[Extracted records]
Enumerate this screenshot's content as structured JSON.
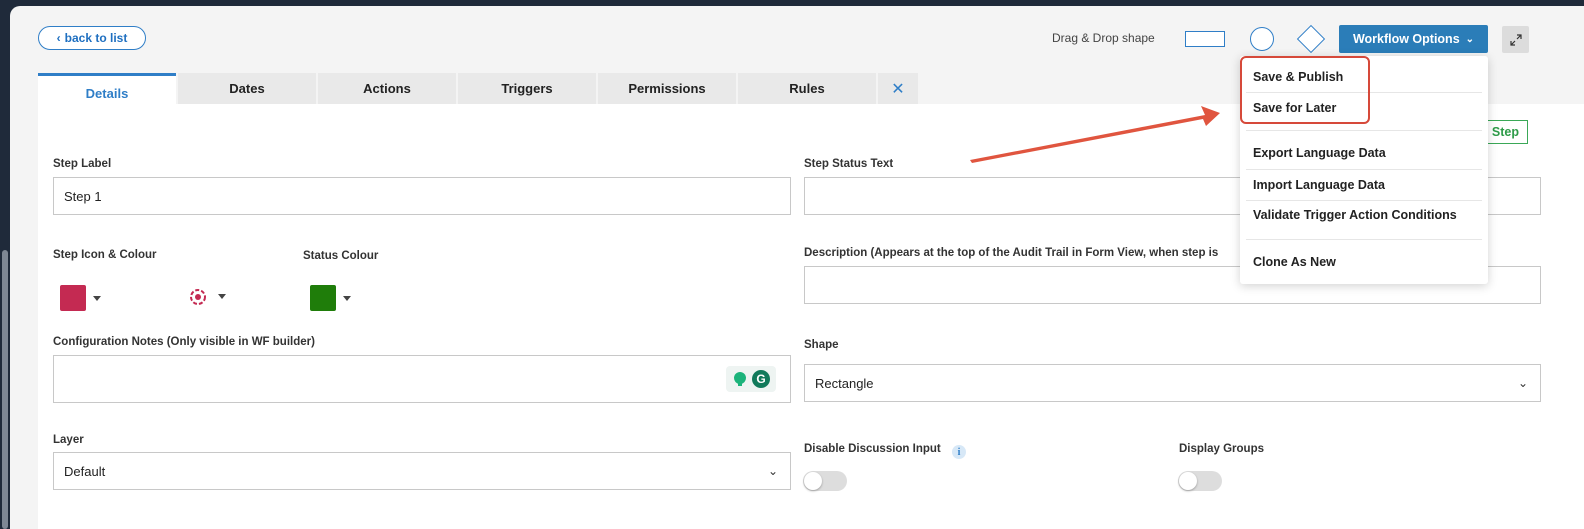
{
  "toolbar": {
    "back_label": "back to list",
    "drag_drop_label": "Drag & Drop shape",
    "workflow_options_label": "Workflow Options"
  },
  "tabs": [
    {
      "label": "Details"
    },
    {
      "label": "Dates"
    },
    {
      "label": "Actions"
    },
    {
      "label": "Triggers"
    },
    {
      "label": "Permissions"
    },
    {
      "label": "Rules"
    },
    {
      "label": "✕"
    }
  ],
  "step_button_label": "Step",
  "form": {
    "step_label": {
      "label": "Step Label",
      "value": "Step 1"
    },
    "step_status_text": {
      "label": "Step Status Text",
      "value": ""
    },
    "step_icon_colour": {
      "label": "Step Icon & Colour",
      "color": "#c42a52"
    },
    "status_colour": {
      "label": "Status Colour",
      "color": "#1f7d0a"
    },
    "description": {
      "label": "Description (Appears at the top of the Audit Trail in Form View, when step is",
      "value": ""
    },
    "configuration_notes": {
      "label": "Configuration Notes (Only visible in WF builder)",
      "value": ""
    },
    "shape": {
      "label": "Shape",
      "value": "Rectangle"
    },
    "layer": {
      "label": "Layer",
      "value": "Default"
    },
    "disable_discussion": {
      "label": "Disable Discussion Input",
      "enabled": false
    },
    "display_groups": {
      "label": "Display Groups",
      "enabled": false
    }
  },
  "menu": {
    "items": [
      {
        "label": "Save & Publish"
      },
      {
        "label": "Save for Later"
      },
      {
        "label": "Export Language Data"
      },
      {
        "label": "Import Language Data"
      },
      {
        "label": "Validate Trigger Action Conditions"
      },
      {
        "label": "Clone As New"
      }
    ]
  },
  "colors": {
    "accent": "#2f7ec7",
    "highlight": "#d6493a",
    "icon_color": "#c42a52",
    "status_color": "#1f7d0a"
  }
}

> **The task**
Transcribe the listing in full. Omit the pictures and keep every line exact.

> **Right answer**
Enumerate this screenshot's content as structured JSON.
{
  "toolbar": {
    "back_label": "back to list",
    "drag_drop_label": "Drag & Drop shape",
    "workflow_options_label": "Workflow Options"
  },
  "tabs": [
    {
      "label": "Details"
    },
    {
      "label": "Dates"
    },
    {
      "label": "Actions"
    },
    {
      "label": "Triggers"
    },
    {
      "label": "Permissions"
    },
    {
      "label": "Rules"
    },
    {
      "label": "✕"
    }
  ],
  "step_button_label": "Step",
  "form": {
    "step_label": {
      "label": "Step Label",
      "value": "Step 1"
    },
    "step_status_text": {
      "label": "Step Status Text",
      "value": ""
    },
    "step_icon_colour": {
      "label": "Step Icon & Colour",
      "color": "#c42a52"
    },
    "status_colour": {
      "label": "Status Colour",
      "color": "#1f7d0a"
    },
    "description": {
      "label": "Description (Appears at the top of the Audit Trail in Form View, when step is",
      "value": ""
    },
    "configuration_notes": {
      "label": "Configuration Notes (Only visible in WF builder)",
      "value": ""
    },
    "shape": {
      "label": "Shape",
      "value": "Rectangle"
    },
    "layer": {
      "label": "Layer",
      "value": "Default"
    },
    "disable_discussion": {
      "label": "Disable Discussion Input",
      "enabled": false
    },
    "display_groups": {
      "label": "Display Groups",
      "enabled": false
    }
  },
  "menu": {
    "items": [
      {
        "label": "Save & Publish"
      },
      {
        "label": "Save for Later"
      },
      {
        "label": "Export Language Data"
      },
      {
        "label": "Import Language Data"
      },
      {
        "label": "Validate Trigger Action Conditions"
      },
      {
        "label": "Clone As New"
      }
    ]
  },
  "colors": {
    "accent": "#2f7ec7",
    "highlight": "#d6493a",
    "icon_color": "#c42a52",
    "status_color": "#1f7d0a"
  }
}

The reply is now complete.